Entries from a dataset
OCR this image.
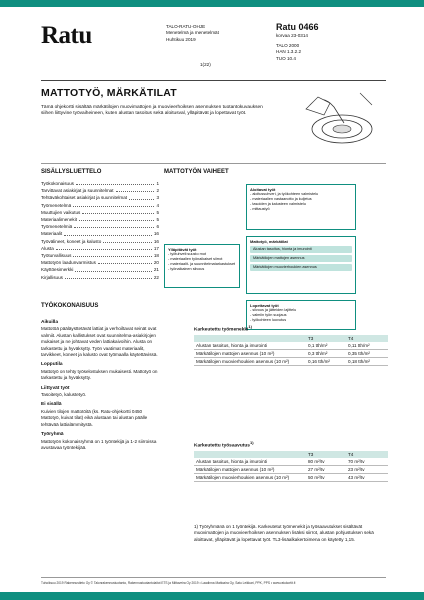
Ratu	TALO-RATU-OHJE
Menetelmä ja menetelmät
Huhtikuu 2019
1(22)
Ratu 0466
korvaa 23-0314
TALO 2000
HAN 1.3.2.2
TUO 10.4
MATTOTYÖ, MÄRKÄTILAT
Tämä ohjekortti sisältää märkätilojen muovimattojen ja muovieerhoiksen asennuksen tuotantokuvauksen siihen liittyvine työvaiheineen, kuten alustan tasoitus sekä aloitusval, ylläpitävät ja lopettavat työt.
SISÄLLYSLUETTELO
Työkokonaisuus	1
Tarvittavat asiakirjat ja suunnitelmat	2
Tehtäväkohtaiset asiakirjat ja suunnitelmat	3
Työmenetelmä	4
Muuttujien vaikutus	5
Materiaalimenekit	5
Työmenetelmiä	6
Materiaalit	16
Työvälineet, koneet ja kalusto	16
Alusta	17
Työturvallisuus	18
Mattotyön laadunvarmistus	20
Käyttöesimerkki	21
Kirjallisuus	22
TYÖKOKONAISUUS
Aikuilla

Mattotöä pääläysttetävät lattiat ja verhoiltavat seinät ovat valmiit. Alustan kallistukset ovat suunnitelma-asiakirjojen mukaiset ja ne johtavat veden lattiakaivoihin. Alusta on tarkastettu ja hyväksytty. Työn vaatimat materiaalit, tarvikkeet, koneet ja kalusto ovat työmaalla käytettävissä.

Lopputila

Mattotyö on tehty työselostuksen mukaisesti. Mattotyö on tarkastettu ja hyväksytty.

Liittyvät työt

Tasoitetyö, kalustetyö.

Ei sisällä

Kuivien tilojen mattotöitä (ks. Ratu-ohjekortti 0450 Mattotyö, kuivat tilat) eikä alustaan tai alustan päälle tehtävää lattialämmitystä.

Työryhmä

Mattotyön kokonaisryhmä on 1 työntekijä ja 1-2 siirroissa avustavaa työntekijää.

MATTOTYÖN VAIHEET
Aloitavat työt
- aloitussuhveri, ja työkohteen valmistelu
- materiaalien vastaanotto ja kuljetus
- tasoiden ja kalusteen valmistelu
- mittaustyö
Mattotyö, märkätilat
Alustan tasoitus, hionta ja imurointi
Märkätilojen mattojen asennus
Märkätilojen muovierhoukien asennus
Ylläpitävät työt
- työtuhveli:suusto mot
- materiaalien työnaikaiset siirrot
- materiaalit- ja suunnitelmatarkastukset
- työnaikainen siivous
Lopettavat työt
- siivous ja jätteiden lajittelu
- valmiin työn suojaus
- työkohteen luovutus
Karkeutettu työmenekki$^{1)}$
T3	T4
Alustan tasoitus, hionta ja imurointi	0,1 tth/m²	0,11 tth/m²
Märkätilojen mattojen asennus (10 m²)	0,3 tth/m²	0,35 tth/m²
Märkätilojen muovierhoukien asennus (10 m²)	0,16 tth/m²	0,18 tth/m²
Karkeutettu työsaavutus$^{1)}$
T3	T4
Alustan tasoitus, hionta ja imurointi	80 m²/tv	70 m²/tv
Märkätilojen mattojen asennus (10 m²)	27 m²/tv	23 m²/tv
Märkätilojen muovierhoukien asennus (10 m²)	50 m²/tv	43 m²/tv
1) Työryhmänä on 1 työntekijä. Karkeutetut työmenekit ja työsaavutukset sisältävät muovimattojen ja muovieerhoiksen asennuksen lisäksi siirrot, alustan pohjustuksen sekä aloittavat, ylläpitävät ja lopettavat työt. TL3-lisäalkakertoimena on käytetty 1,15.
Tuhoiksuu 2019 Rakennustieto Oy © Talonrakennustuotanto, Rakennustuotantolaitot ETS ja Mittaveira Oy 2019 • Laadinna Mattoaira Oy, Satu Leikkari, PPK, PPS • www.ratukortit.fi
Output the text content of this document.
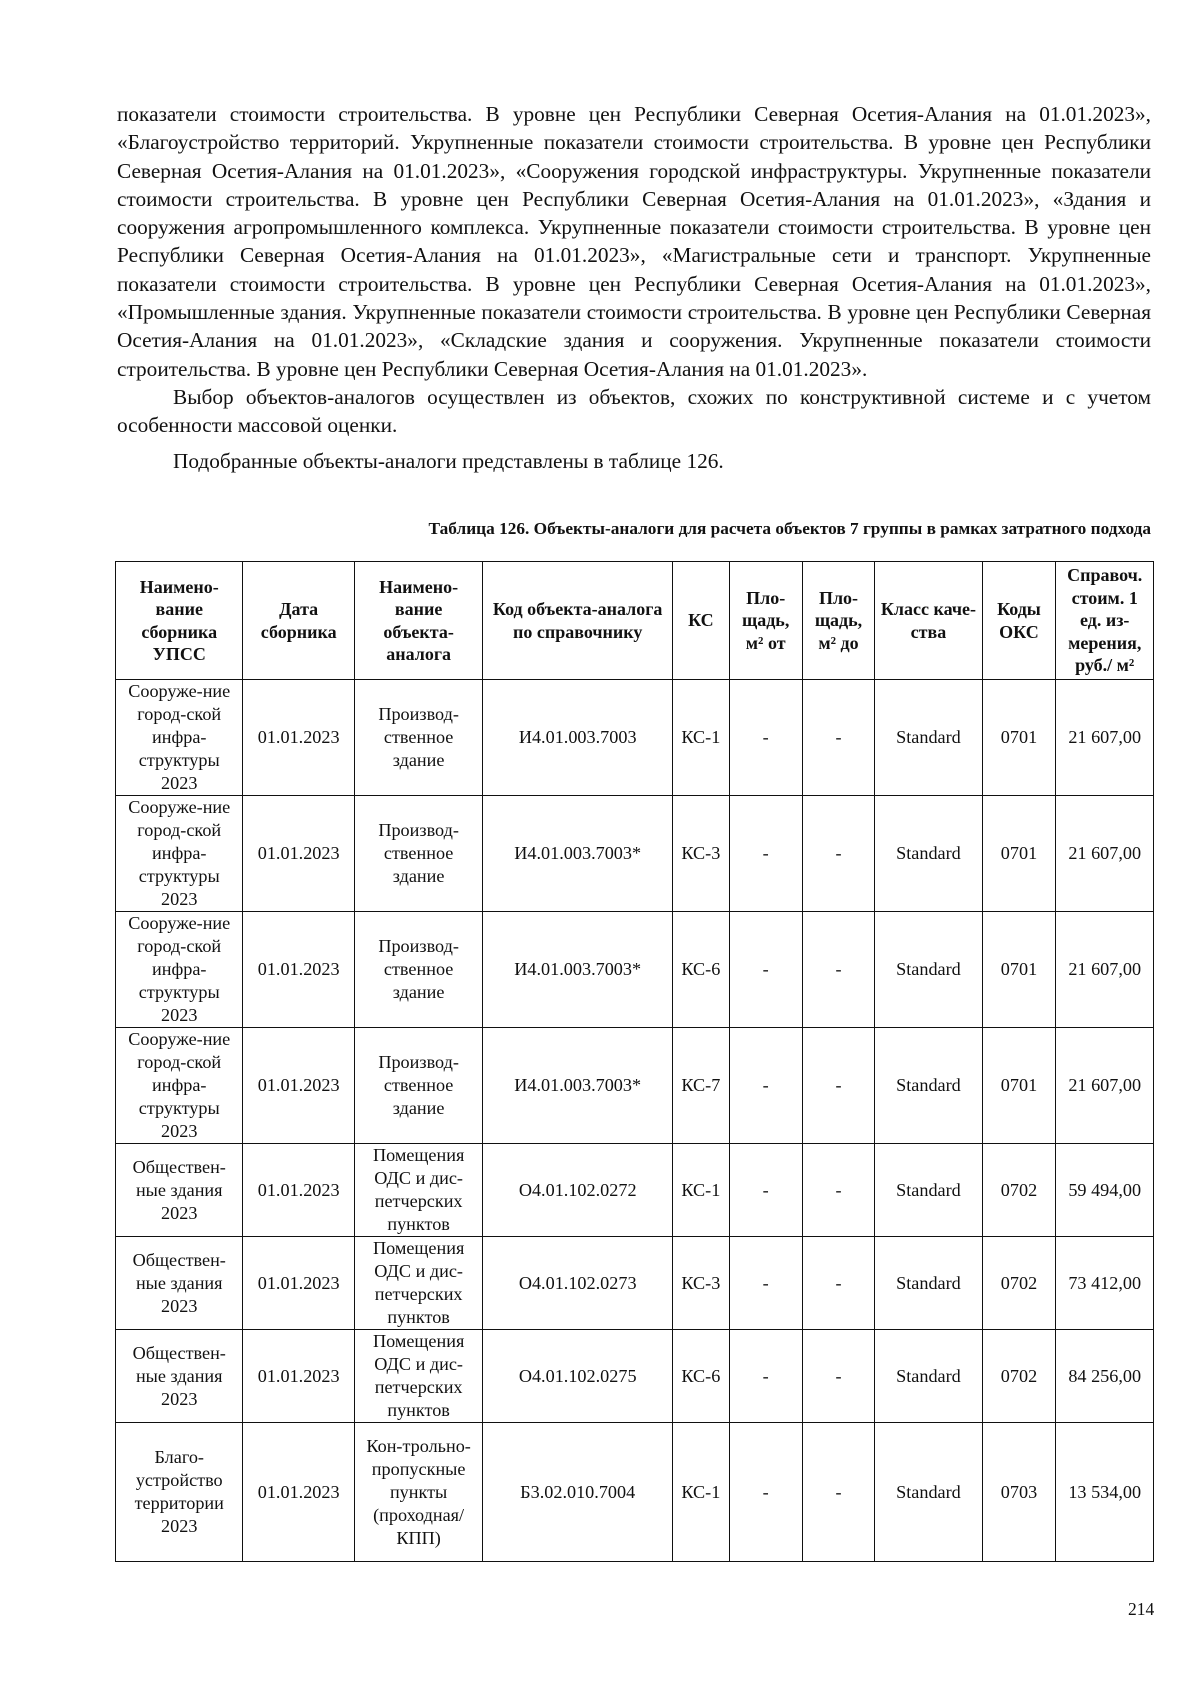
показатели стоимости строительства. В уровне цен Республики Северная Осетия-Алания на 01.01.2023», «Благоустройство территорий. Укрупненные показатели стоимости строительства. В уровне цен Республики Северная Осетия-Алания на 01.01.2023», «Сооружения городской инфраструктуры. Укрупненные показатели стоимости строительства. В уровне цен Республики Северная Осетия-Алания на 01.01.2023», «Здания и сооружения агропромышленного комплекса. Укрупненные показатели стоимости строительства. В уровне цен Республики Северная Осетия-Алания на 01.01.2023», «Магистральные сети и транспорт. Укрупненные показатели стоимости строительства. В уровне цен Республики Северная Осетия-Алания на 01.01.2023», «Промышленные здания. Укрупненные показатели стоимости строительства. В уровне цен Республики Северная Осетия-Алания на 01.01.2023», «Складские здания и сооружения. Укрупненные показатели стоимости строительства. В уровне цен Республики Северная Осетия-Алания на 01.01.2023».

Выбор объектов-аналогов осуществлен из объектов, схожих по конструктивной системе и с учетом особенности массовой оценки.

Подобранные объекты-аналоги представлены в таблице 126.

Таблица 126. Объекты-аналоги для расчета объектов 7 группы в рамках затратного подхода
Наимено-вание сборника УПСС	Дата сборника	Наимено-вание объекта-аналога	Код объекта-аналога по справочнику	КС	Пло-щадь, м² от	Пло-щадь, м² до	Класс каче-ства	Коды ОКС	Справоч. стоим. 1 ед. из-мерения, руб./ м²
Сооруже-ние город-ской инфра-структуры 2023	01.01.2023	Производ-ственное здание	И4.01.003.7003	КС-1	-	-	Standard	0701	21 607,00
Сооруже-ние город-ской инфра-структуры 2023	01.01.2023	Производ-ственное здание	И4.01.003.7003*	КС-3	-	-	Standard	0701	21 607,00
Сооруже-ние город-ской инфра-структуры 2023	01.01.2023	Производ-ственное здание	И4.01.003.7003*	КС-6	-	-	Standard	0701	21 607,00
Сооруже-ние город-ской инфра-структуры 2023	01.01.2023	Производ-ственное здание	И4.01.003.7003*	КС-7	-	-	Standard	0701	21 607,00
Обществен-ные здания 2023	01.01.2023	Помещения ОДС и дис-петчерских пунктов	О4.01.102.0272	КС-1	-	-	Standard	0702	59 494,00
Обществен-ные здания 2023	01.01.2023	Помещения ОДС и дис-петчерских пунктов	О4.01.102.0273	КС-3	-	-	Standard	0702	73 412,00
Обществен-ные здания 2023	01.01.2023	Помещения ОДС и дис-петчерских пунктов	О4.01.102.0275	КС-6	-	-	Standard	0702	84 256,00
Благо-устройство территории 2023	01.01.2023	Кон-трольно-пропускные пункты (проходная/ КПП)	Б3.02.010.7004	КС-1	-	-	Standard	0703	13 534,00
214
--
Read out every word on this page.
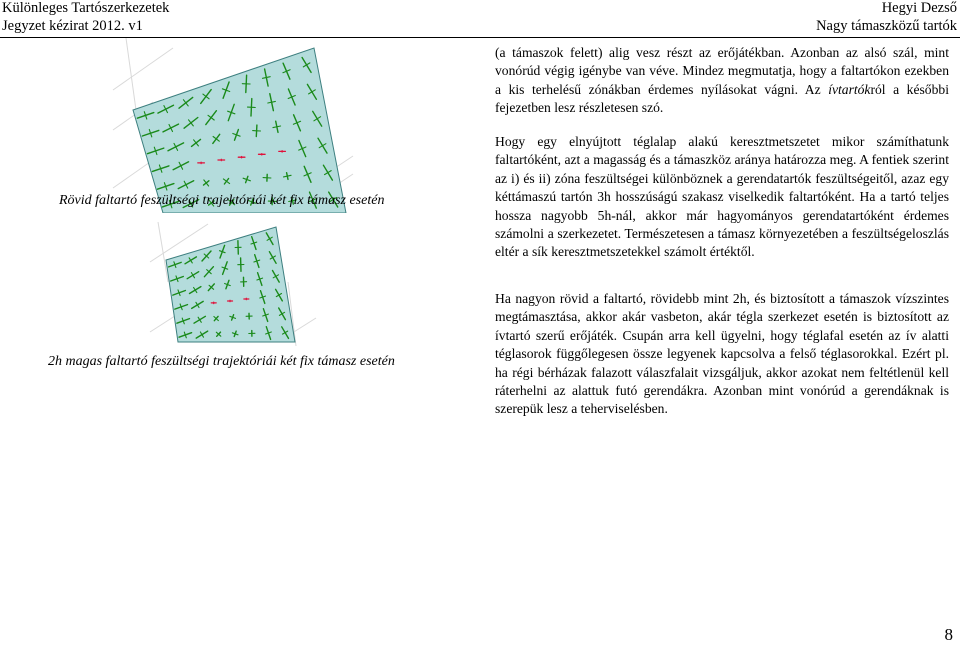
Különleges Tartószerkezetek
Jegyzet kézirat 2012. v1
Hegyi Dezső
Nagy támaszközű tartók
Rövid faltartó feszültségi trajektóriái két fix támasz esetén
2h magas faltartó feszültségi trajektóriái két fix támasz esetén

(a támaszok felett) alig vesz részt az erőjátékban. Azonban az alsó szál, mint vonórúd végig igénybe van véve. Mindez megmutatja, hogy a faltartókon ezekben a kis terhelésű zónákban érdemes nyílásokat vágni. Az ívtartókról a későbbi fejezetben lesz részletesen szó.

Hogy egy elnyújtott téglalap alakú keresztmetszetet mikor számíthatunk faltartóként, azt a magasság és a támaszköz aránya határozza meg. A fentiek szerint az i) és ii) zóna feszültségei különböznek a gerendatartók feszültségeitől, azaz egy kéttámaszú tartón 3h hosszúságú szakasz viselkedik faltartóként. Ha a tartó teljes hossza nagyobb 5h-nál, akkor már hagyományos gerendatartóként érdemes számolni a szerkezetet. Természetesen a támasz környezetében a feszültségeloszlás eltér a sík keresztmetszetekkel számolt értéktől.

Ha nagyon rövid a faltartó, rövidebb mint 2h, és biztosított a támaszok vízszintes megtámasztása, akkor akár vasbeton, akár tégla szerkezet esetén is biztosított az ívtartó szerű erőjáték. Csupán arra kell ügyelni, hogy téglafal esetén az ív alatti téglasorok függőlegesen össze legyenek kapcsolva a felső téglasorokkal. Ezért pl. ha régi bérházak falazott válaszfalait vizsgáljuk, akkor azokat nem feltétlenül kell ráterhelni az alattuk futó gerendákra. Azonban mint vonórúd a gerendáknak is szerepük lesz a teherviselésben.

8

[YOUR OBJECTIVE]: Looking at the data above, show all lines where the word "muovimattojen" occurs.

[EXERCISE RESPONSE]:
Tämä ohjekortti sisältää märkätilojen muovimattojen ja muovieerhoiksen asennuksen tuotantokuvauksen siihen liittyvine työvaiheineen, kuten alustan tasoitus sekä aloitusval, ylläpitävät ja lopettavat työt.
1) Työryhmänä on 1 työntekijä. Karkeutetut työmenekit ja työsaavutukset sisältävät muovimattojen ja muovieerhoiksen asennuksen lisäksi siirrot, alustan pohjustuksen sekä aloittavat, ylläpitävät ja lopettavat työt. TL3-lisäalkakertoimena on käytetty 1,15.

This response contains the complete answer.